*PROBLEM:* Using the records provided below, locate and copy each line that contains the word "JSON".

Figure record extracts
== == ==

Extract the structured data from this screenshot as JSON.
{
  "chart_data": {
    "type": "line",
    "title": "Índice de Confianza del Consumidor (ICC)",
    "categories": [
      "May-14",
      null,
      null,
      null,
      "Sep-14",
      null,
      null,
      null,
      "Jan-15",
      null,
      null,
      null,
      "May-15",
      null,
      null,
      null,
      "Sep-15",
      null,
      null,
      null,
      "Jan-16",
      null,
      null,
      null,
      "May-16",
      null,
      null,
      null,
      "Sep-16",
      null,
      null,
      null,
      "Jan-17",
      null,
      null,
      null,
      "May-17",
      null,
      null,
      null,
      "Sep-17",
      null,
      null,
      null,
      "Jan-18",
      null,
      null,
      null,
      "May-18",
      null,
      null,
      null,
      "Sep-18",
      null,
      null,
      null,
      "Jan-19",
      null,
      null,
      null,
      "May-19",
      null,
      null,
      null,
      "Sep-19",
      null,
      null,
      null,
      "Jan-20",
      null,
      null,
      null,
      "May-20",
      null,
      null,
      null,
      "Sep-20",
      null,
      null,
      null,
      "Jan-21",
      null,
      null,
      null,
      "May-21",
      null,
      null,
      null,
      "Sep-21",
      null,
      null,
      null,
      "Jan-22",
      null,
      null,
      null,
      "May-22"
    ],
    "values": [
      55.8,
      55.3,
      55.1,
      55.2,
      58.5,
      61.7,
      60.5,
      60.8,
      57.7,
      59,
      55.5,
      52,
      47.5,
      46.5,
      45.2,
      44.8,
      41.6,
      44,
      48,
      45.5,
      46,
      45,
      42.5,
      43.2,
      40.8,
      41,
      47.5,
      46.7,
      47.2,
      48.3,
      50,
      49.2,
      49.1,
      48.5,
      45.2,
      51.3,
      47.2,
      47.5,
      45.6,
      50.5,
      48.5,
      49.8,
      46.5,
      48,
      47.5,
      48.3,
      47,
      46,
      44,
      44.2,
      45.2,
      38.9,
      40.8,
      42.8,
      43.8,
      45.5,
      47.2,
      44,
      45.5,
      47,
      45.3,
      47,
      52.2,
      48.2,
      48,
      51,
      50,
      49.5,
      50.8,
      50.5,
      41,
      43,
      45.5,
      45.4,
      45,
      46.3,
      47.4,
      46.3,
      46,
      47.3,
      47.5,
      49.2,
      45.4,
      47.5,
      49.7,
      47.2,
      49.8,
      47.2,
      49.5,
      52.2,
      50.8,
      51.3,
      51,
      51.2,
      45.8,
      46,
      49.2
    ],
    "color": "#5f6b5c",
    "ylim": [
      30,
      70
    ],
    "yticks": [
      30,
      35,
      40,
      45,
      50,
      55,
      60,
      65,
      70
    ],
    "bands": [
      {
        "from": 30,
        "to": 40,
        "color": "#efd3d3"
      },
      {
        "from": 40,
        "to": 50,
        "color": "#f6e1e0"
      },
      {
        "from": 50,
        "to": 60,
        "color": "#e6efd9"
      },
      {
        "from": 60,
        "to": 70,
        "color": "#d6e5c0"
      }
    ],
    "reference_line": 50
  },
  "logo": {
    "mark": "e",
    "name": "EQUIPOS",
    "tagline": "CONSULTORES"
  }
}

== == ==

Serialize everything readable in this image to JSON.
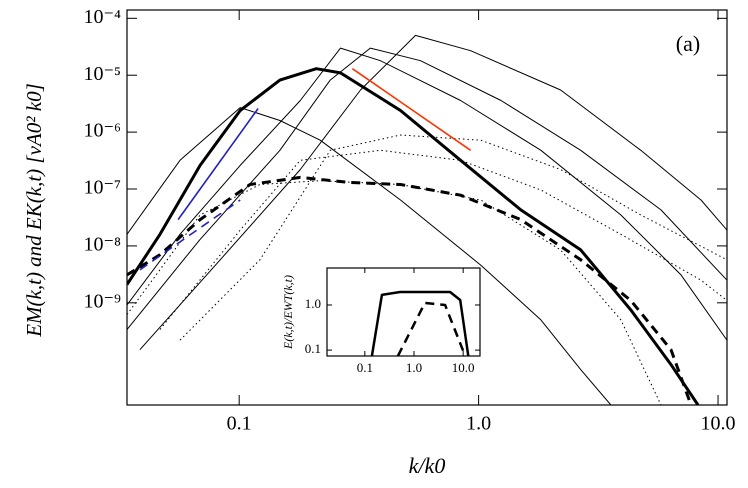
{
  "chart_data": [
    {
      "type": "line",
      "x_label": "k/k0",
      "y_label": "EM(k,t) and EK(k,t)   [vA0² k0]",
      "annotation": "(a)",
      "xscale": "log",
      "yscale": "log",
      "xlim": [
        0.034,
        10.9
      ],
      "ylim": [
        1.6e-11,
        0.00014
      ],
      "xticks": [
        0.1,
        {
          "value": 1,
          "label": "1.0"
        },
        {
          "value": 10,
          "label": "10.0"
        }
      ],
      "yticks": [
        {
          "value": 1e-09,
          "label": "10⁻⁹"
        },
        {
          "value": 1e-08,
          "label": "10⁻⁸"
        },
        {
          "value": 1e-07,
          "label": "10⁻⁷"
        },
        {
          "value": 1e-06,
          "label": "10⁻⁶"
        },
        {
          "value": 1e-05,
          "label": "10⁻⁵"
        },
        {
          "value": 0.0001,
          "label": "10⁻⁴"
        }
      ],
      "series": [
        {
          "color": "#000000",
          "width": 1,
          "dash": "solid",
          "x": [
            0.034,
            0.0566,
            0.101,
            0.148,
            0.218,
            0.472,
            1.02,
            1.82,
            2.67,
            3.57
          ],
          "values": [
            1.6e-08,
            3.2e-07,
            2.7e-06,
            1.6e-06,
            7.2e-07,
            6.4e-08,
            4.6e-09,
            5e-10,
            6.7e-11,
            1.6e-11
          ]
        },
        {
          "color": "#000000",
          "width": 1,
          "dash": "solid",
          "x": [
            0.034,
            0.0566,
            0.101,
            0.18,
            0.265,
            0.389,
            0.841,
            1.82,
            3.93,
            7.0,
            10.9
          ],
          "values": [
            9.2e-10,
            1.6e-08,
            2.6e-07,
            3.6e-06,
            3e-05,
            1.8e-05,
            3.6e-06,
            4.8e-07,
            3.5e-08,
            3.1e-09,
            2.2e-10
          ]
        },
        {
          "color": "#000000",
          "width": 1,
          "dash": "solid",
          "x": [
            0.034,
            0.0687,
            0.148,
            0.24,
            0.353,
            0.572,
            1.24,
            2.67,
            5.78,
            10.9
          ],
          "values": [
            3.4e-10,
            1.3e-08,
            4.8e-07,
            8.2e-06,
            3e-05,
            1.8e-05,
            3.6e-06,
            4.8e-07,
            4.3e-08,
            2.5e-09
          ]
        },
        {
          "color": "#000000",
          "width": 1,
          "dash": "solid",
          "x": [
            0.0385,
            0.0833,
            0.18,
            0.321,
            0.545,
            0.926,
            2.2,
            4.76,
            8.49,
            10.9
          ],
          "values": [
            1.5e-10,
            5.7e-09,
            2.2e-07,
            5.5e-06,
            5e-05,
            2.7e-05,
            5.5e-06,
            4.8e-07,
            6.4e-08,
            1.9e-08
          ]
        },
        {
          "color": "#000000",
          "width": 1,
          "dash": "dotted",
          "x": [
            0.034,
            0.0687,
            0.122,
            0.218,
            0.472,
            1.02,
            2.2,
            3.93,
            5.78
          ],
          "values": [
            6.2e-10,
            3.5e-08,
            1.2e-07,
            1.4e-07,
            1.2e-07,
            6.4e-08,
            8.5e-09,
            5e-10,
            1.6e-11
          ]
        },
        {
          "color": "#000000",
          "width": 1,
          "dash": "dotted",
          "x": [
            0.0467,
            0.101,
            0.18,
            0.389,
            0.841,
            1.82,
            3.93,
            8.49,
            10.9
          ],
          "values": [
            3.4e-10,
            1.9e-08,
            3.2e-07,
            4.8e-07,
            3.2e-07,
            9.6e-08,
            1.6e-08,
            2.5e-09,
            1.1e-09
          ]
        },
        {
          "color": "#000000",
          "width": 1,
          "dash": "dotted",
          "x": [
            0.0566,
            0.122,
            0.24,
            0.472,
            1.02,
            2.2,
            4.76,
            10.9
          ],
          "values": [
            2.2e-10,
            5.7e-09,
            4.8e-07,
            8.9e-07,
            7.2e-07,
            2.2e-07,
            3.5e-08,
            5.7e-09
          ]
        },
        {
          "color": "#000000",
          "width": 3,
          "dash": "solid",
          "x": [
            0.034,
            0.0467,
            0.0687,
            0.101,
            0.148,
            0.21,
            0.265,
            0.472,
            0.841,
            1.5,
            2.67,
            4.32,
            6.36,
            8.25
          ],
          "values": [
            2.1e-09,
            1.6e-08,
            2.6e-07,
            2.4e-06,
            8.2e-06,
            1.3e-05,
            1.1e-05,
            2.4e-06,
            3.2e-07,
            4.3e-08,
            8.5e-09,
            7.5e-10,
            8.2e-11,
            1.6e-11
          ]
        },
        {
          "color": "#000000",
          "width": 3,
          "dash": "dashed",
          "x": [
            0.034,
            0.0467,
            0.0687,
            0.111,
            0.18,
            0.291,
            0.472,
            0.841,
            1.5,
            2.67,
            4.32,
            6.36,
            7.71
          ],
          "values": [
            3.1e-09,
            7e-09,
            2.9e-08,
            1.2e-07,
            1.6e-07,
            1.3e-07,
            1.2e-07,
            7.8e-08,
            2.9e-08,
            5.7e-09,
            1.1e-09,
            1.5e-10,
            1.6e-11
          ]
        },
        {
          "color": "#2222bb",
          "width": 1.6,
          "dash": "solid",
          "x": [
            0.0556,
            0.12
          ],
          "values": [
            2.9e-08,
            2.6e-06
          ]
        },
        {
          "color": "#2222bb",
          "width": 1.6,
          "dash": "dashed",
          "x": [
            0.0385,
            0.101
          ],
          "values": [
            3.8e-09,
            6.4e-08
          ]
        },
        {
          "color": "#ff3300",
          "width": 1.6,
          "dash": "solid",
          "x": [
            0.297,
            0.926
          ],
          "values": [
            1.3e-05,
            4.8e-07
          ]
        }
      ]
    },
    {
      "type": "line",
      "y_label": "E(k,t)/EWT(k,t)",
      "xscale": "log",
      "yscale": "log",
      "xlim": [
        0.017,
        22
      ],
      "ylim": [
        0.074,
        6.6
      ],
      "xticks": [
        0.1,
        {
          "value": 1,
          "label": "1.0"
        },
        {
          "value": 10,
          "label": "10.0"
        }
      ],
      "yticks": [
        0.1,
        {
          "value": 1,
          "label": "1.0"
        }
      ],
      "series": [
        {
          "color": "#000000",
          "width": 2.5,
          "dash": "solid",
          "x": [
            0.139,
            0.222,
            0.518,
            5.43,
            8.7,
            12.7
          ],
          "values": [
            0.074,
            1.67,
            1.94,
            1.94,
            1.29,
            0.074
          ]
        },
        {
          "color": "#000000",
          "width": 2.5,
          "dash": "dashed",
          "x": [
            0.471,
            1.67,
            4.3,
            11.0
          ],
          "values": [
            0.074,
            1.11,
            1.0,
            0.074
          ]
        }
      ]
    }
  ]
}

== == ==

*CORRECT ANSWER:*
Extract the structured data from this screenshot as JSON.
Serialize everything readable in this image to JSON.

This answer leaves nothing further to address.